# Material to process
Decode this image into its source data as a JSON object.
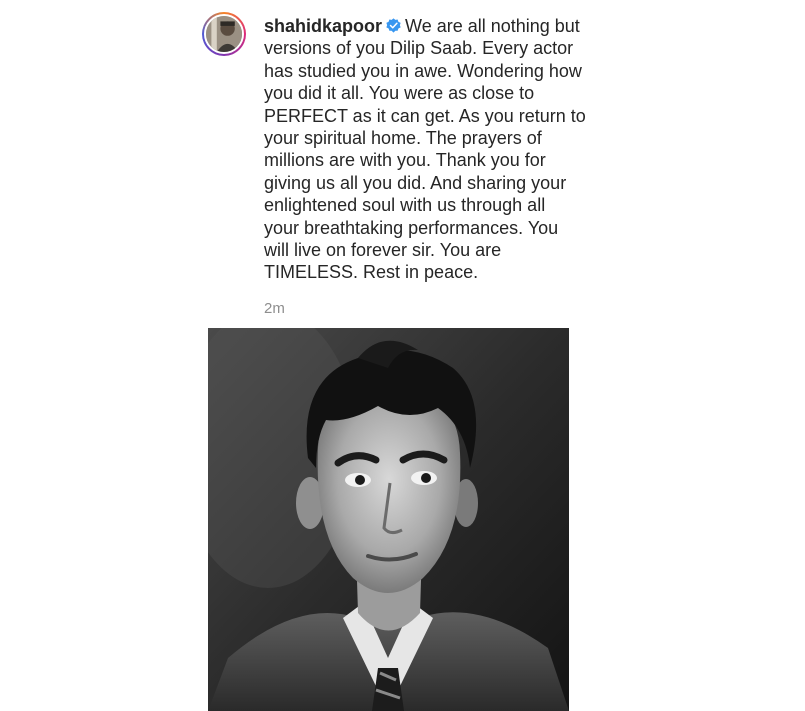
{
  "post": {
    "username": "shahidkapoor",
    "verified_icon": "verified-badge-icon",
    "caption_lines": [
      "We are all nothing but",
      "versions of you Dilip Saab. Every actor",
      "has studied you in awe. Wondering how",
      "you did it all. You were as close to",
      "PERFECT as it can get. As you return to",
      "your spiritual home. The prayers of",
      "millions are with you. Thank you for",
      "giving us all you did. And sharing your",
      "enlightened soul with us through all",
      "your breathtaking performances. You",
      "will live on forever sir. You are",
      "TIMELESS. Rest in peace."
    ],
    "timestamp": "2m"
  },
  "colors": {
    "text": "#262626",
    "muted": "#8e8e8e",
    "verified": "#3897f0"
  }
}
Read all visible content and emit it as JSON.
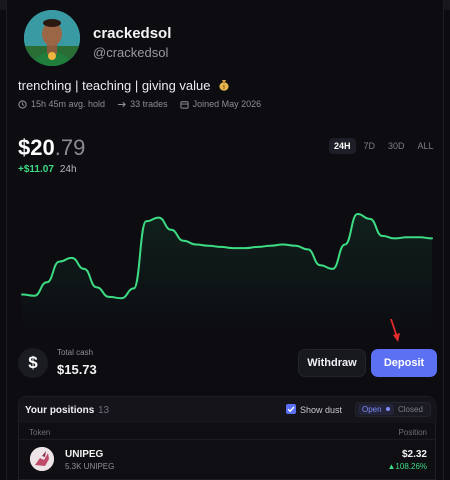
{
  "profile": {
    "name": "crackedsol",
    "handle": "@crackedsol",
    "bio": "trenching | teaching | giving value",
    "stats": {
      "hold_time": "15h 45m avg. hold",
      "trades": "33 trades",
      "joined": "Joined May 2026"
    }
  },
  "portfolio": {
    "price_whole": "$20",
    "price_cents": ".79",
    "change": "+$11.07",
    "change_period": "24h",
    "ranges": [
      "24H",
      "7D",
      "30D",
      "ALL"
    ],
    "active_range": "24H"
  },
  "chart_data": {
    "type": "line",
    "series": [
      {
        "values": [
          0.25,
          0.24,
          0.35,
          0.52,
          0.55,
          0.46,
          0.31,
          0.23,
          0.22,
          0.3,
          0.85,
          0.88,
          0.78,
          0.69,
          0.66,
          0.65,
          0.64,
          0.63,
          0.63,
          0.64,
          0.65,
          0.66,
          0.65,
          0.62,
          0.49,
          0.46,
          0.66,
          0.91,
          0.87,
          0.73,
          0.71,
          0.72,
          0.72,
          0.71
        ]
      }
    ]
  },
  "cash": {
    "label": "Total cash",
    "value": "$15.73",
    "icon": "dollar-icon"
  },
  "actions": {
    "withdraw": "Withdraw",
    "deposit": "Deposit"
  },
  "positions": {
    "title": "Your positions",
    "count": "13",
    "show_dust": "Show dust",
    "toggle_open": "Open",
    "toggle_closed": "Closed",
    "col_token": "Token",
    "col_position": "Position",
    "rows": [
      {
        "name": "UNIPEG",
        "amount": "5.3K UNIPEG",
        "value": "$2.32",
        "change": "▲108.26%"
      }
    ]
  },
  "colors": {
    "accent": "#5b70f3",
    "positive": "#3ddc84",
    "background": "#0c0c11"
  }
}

# Task prompt
Give back word for word the lines from the one containing "Read all visible content and emit it as JSON." through the final line of the data above. Pictures are to be left out.

# Reply
Read all visible content and emit it as JSON.
{
  "profile": {
    "name": "crackedsol",
    "handle": "@crackedsol",
    "bio": "trenching | teaching | giving value",
    "stats": {
      "hold_time": "15h 45m avg. hold",
      "trades": "33 trades",
      "joined": "Joined May 2026"
    }
  },
  "portfolio": {
    "price_whole": "$20",
    "price_cents": ".79",
    "change": "+$11.07",
    "change_period": "24h",
    "ranges": [
      "24H",
      "7D",
      "30D",
      "ALL"
    ],
    "active_range": "24H"
  },
  "chart_data": {
    "type": "line",
    "series": [
      {
        "values": [
          0.25,
          0.24,
          0.35,
          0.52,
          0.55,
          0.46,
          0.31,
          0.23,
          0.22,
          0.3,
          0.85,
          0.88,
          0.78,
          0.69,
          0.66,
          0.65,
          0.64,
          0.63,
          0.63,
          0.64,
          0.65,
          0.66,
          0.65,
          0.62,
          0.49,
          0.46,
          0.66,
          0.91,
          0.87,
          0.73,
          0.71,
          0.72,
          0.72,
          0.71
        ]
      }
    ]
  },
  "cash": {
    "label": "Total cash",
    "value": "$15.73",
    "icon": "dollar-icon"
  },
  "actions": {
    "withdraw": "Withdraw",
    "deposit": "Deposit"
  },
  "positions": {
    "title": "Your positions",
    "count": "13",
    "show_dust": "Show dust",
    "toggle_open": "Open",
    "toggle_closed": "Closed",
    "col_token": "Token",
    "col_position": "Position",
    "rows": [
      {
        "name": "UNIPEG",
        "amount": "5.3K UNIPEG",
        "value": "$2.32",
        "change": "▲108.26%"
      }
    ]
  },
  "colors": {
    "accent": "#5b70f3",
    "positive": "#3ddc84",
    "background": "#0c0c11"
  }
}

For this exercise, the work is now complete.